___ Provided text ___

Query Guide

The query tool allows users to search the CDEK data by specifying filtration predicates on any table column through the use of an interactive user-interface (UI). This guide explains the various functionalities of the query tool as well as provides some examples of constructing various queries; for definitions of the table columns please see the glossary.

all UI elements in this guide can be interacted with! This may make understanding the guide a bit more intuitive.

any bold underlined text can be hovered over with the cursor to reveal more information regarding it's meaning.

Constructing a query

Using the UI, queries are constructed in a SQL-like manner by defining predicates on specific table column; these rules are then combined through boolean operators and can even be joined together into rule-groups. An empty query UI looks like:

The query construction begins by defining a query rule in a rule-group. Begin by choosing any of the table columns available in the dropdown list; the table columns are grouped by the type of object they describe. For example, all metadata for APIs are grouped under API metadata.

After choosing a table column, two input elements automatically populate to the right of the table column dropdown:

predicate operator: boolean operator that compares the table column to the predicate value
predicate value: the filtration value requested and which gets evaluated against the table column

Predicate operators

Various predicate operator are available for each of the table columns including:

equal: case-sensitive match to the entire predicate value; interpreted as the SQL = 'value' operator
begins with: case-insensitive match to the beginning of the predicate value interpreted as the SQL ILIKE 'value%' operator
contains: case-insensitive match to the any part of the predicate value; interpreted as the SQL ILIKE '%value%' operator
end with: case-insensitive match to the end of the predicate value; interpreted as the SQL ILIKE '%value' operator
is null: matches any table column equal to NULL; note that this is different than an empty string.

___ Given data ___

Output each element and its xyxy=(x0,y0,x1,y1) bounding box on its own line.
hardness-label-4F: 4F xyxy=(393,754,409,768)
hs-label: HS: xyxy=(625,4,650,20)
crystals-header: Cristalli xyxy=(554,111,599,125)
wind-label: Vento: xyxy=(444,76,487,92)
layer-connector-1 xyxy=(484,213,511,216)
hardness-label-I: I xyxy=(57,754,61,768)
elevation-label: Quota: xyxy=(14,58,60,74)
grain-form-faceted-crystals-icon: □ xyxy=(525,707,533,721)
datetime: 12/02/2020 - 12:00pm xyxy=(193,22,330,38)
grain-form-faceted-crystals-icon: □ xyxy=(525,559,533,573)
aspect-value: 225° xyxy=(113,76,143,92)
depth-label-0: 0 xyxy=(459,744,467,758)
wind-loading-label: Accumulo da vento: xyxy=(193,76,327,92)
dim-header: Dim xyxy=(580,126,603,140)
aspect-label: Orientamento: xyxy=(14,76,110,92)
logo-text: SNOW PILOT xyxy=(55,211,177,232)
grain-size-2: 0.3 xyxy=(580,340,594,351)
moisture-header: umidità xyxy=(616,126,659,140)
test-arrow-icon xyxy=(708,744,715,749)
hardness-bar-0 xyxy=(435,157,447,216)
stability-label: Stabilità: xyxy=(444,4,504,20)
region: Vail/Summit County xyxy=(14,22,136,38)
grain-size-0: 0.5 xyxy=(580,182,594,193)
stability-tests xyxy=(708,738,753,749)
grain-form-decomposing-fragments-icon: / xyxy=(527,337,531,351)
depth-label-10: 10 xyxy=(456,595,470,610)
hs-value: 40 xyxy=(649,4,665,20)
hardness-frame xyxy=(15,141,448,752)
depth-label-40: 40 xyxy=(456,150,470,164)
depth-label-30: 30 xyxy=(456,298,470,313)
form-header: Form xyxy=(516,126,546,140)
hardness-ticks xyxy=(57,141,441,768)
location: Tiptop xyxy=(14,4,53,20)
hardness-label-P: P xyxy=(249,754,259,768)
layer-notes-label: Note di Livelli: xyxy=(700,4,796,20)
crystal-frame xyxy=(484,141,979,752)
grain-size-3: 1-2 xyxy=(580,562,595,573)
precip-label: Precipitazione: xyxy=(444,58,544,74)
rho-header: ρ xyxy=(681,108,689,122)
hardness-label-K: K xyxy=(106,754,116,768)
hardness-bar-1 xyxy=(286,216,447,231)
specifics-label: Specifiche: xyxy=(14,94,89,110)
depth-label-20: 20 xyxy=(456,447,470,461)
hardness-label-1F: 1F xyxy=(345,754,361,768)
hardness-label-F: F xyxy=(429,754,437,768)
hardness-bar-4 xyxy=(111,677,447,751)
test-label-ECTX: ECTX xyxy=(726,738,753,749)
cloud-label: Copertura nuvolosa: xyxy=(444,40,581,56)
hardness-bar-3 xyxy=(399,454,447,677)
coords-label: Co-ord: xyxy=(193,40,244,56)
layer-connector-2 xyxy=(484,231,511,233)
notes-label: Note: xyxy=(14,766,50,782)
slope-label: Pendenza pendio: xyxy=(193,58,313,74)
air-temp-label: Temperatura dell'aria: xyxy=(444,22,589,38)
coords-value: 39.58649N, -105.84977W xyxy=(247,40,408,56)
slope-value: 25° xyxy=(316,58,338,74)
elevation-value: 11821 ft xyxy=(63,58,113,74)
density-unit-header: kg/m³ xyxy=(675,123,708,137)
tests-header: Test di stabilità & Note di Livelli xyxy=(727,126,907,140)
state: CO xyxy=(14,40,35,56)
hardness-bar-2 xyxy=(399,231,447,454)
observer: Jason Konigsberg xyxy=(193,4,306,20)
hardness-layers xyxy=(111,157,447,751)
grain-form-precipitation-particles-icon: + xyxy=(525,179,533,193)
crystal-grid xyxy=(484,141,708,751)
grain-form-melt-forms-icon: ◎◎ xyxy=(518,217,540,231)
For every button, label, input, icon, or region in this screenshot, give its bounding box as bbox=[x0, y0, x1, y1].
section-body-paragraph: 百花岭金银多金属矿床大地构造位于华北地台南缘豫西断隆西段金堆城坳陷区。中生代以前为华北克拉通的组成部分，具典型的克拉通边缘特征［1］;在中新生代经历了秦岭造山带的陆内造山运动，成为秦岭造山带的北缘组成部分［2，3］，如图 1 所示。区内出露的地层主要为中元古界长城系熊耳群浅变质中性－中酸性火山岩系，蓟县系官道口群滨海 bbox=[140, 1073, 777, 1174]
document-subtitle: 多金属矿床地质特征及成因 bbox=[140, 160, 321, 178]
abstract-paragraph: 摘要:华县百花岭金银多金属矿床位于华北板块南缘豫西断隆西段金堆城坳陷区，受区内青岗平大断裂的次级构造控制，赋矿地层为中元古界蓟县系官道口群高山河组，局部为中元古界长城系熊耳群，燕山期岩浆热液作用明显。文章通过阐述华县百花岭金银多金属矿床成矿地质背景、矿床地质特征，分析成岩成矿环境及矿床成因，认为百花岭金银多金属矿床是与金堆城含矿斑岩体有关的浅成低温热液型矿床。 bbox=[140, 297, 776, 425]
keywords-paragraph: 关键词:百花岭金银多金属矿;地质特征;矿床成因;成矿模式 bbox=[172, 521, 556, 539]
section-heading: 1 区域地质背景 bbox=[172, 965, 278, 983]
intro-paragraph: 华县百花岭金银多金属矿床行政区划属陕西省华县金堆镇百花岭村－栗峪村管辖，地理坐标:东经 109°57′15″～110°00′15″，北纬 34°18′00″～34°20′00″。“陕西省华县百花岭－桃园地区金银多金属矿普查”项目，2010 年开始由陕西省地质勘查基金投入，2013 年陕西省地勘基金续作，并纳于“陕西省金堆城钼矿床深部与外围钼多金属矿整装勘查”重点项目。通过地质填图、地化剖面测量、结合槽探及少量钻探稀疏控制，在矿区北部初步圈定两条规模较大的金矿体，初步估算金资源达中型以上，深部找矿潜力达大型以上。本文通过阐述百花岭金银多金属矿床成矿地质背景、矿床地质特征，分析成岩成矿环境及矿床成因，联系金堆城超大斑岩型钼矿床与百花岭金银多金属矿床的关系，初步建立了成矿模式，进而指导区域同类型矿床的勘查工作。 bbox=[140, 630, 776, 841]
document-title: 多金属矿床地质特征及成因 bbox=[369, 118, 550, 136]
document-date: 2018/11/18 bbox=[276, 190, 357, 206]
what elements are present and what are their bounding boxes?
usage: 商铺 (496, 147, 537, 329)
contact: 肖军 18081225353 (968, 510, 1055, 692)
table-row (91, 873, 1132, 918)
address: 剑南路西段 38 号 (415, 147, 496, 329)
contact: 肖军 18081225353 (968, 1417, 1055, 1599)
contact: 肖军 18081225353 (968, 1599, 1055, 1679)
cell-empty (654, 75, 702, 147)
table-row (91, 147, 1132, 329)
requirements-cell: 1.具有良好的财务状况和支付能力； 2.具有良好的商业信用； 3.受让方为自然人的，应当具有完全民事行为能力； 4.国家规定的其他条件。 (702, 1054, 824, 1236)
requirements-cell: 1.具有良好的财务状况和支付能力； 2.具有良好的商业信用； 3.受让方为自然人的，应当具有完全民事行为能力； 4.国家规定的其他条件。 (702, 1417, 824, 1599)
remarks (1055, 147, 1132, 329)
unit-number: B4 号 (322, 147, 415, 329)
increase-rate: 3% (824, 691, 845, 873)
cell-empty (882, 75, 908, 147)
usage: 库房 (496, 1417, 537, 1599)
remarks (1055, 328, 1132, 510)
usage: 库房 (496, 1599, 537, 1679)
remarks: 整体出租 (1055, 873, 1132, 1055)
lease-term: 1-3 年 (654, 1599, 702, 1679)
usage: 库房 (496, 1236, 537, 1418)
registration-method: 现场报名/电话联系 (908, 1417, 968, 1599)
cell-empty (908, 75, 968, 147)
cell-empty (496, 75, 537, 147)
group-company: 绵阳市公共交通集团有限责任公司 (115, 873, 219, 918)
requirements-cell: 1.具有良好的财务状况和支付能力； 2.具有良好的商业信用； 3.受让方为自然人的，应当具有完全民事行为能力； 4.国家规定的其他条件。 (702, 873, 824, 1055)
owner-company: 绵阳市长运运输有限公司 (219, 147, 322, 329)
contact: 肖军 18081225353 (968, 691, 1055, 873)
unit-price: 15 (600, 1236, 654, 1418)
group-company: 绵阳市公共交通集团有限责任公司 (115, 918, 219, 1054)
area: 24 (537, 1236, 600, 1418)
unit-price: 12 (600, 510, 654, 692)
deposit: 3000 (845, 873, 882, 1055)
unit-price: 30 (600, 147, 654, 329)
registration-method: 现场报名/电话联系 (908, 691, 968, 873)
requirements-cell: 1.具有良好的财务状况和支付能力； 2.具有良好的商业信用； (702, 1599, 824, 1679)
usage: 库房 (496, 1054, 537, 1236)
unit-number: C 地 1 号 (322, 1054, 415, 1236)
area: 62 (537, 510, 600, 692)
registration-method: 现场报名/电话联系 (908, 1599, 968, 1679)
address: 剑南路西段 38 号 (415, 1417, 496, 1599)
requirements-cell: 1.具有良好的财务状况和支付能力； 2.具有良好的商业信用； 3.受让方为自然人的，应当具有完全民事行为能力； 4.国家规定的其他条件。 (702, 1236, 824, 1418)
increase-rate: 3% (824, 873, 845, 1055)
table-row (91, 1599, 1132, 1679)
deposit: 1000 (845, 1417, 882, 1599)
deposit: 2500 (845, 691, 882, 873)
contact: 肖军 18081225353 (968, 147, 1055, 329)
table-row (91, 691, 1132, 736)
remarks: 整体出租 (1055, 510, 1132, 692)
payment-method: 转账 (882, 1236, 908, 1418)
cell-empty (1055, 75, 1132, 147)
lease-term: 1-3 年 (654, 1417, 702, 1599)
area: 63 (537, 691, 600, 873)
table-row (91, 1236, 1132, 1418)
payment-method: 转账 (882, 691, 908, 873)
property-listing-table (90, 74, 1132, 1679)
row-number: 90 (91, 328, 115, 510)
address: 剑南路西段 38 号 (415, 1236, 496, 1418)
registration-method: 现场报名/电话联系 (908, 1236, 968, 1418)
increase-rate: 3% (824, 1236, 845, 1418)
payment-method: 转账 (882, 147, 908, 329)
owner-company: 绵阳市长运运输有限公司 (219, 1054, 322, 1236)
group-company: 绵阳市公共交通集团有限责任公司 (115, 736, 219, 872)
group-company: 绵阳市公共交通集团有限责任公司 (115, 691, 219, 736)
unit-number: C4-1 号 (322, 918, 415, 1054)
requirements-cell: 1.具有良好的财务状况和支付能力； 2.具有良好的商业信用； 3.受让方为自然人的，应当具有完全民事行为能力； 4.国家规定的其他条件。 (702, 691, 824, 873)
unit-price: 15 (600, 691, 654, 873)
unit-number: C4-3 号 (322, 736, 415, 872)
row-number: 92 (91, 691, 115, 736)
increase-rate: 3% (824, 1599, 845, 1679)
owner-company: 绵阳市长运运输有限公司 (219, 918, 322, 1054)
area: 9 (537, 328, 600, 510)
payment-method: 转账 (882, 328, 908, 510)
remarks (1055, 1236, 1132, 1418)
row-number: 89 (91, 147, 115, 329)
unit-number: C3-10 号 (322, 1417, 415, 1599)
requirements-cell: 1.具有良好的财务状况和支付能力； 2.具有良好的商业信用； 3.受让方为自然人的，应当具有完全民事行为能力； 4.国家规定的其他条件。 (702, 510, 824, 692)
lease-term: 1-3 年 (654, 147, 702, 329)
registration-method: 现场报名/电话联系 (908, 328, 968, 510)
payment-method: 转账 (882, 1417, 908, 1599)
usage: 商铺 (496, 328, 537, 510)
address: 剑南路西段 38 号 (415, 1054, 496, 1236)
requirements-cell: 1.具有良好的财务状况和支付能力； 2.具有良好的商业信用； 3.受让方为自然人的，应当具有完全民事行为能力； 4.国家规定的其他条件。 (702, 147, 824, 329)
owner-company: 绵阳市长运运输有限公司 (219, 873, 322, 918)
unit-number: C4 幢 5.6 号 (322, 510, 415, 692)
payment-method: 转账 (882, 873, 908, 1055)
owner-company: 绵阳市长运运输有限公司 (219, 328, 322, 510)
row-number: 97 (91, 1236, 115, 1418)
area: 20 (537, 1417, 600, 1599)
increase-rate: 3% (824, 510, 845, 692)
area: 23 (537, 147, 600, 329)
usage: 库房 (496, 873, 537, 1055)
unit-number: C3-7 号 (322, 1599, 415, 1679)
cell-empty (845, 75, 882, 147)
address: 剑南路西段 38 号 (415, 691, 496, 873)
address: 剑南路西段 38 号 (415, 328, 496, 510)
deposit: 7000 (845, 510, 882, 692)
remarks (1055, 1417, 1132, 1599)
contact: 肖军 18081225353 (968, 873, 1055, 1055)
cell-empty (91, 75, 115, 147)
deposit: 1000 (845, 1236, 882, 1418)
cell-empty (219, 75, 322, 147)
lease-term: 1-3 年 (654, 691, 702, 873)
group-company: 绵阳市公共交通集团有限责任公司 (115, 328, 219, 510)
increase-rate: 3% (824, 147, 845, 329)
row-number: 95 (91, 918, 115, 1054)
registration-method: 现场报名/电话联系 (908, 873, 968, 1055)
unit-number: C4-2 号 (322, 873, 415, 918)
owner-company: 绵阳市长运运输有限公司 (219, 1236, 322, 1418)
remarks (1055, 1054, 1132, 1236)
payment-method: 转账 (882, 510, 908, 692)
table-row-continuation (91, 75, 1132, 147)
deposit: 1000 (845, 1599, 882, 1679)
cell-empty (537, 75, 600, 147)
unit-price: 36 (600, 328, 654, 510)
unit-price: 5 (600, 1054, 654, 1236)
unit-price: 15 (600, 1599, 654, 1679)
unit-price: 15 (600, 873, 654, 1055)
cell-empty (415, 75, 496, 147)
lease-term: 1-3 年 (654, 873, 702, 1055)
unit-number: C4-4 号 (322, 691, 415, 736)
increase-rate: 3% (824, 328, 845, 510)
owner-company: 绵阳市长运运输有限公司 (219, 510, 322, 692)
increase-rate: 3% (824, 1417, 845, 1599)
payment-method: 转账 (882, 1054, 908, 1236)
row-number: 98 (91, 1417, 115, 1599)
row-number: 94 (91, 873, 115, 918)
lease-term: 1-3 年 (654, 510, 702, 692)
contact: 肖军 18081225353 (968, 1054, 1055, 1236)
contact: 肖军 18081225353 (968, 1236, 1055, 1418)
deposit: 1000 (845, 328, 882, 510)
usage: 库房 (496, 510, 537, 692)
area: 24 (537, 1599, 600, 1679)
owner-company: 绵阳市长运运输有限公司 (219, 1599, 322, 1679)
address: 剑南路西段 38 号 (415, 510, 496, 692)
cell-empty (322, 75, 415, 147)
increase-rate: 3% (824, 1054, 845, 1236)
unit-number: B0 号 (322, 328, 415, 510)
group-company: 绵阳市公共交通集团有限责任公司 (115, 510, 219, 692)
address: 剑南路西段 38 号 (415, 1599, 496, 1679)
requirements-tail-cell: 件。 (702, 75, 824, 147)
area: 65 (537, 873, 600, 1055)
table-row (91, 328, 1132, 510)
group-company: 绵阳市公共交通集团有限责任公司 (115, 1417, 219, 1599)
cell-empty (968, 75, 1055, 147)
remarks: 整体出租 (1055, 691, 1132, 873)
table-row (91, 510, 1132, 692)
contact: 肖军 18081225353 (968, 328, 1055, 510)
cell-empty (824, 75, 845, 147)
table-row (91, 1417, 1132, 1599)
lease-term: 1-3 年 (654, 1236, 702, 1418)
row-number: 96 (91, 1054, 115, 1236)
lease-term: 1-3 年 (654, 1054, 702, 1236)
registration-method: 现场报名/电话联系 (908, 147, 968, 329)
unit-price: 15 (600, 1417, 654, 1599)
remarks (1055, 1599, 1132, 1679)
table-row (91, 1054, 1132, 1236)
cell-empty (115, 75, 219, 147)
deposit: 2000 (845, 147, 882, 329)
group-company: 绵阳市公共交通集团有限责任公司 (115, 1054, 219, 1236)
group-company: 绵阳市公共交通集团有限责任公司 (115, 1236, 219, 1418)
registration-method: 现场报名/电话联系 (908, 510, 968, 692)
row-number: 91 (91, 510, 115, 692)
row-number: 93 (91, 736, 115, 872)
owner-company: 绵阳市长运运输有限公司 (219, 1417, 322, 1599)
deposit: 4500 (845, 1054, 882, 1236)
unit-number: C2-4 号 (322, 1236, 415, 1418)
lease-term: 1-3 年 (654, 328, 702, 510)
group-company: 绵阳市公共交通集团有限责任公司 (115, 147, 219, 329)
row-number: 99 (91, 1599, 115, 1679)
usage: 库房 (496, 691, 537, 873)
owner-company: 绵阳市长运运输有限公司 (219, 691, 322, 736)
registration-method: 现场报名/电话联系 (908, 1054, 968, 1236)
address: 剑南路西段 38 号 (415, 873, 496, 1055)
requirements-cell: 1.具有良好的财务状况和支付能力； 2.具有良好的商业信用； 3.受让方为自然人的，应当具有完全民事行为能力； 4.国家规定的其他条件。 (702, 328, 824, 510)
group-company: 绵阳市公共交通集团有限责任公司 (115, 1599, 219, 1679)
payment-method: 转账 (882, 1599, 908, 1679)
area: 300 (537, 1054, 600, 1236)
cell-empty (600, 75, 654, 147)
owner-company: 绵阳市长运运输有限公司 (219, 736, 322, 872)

___

Written request: In the query guide, which SQL operator is the "contains" predicate operator interpreted as?

Completed exercise: The SQL ILIKE '%value%' operator.